Kutipan
○ ○ ○
Yang kemudian menjadi menarik adalah posisi ARB di Poros Pemerintahan
Prabowo-Hatta jika kelak terpilih akan menjadi Menteri Senior atau
menteri utama. Hal ini menarik karena dalam susunan kabinet, kita tidak
menemukan posisi seperti itu. Bahkan, secara yuridis dalam UU No.39
Tahun 2008, istilah ini masih sangat asing. Lalu, bagaimana nanti ARB
menjadi pejabat menteri senior, kecuali kalau bukan dengan mengubah UU
Kementerian Negara? Apakah mungkin mengubah UU tersebut?
Jawabannya mungkin, UUD sekalipun masih tidak haram untuk diubah asal
tujuannya untuk meluruskan dan memuluskan jalan demi mencapai tujuan
nasional, bukan tujuan kolegial. Teknisnya, jika parlemen sudah
menyetujui, eksekutif tinggal hanya mengisi ruang-ruang yang ditambahkan
yang akan diawasi oleh yudikatif, dalam hal ini termasuk jabatan yang
akan diduduki oleh ARB. Akan tetapi, sebegitu mendesakkah pengubahan UU
Kementerian Negara ini untuk diubah? Apa tujuannya, kecuali hanya
sebatas menambah beban negara? Memang, kita belum pantas membahas ini di
sini mengingat pasangan Prabowo belum tentu menang. Tetapi, bagaimana
kalau akhirnya mereka menang? Apakah kita membiarkannya diubah? Apakah
pula mereka bisa mengubahnya?
Deposito Koalisi
Saya tegaskan sekali lagi, segala UU yang sifatnya mendasar sekalipun
bisa diubah asal tujuan pengubahan itu untuk kepentingan masyarakat
umum. Bahkan, kita sebagai rakyat pun harus menjadi yang terdepan untuk
mengusulkannya kepada pemerintah. Hanya, jika saja UU diubah untuk
kepentingan sesaat dan kolegial, lebih-lebih lagi kalau diperalat
sebagai deposito perjanjian platform koalisi, kita harus menentangnya.
Alasannya sederhana, UU diubah untuk kepentingan bersama, bukan
dijanjikan diubah hanya untuk menambahkan tandem koalisi.
Karena itulah, saya demikian curiga pada Poros Prabowo. Saya takut
kalau koalisi ini hanyalah koalisi semu yang tambun yang akan
terjerembab pada perburuan jabatan dan pragmatisme karena fondasinya
rapuh lantaran disokong deposito kedudukan, bukan emosional. Saya pun
kemudian makin curiga karena poros ini didatangi para negarawan dan ahli
hukum tata negara terkemuka sekaliber Mahfud MD dan Yusril Ihza
Mahendra dari PBB. Belum lagi karena Mahfud MD sebelumnya
digadang-gadang bakal dicapreskan PKB yang sekarang sudah memantapkan
koalisi dengan PDI-P.
○ ○ ○
Petunjuk Tugas
Salin kata demi kata bagian kutipan di atas yang dibuka dengan kata-kata yang memuat "Deposito Koalisi" dan ditutup dengan "menambahkan tandem koalisi.". Baris-baris di bawah ini merupakan bahan tersendiri yang terpisah dari kutipan.

Bahan yang Disediakan
○ ○ ○
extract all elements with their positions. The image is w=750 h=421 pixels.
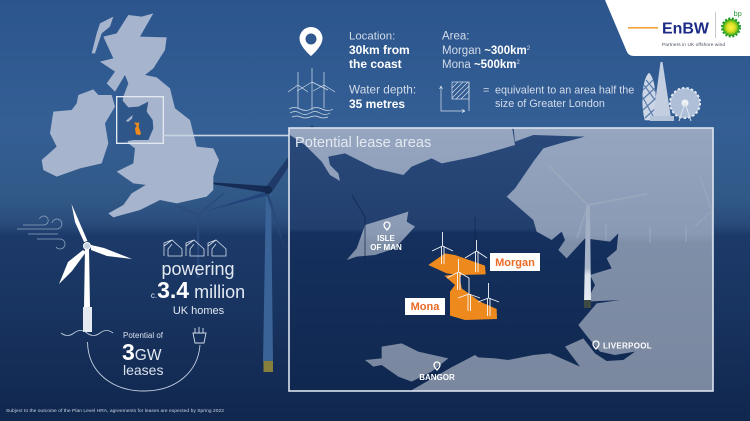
○ ○ ○
Jawaban
Deposito Koalisi
Saya tegaskan sekali lagi, segala UU yang sifatnya mendasar sekalipun
bisa diubah asal tujuan pengubahan itu untuk kepentingan masyarakat
umum. Bahkan, kita sebagai rakyat pun harus menjadi yang terdepan untuk
mengusulkannya kepada pemerintah. Hanya, jika saja UU diubah untuk
kepentingan sesaat dan kolegial, lebih-lebih lagi kalau diperalat
sebagai deposito perjanjian platform koalisi, kita harus menentangnya.
Alasannya sederhana, UU diubah untuk kepentingan bersama, bukan
dijanjikan diubah hanya untuk menambahkan tandem koalisi.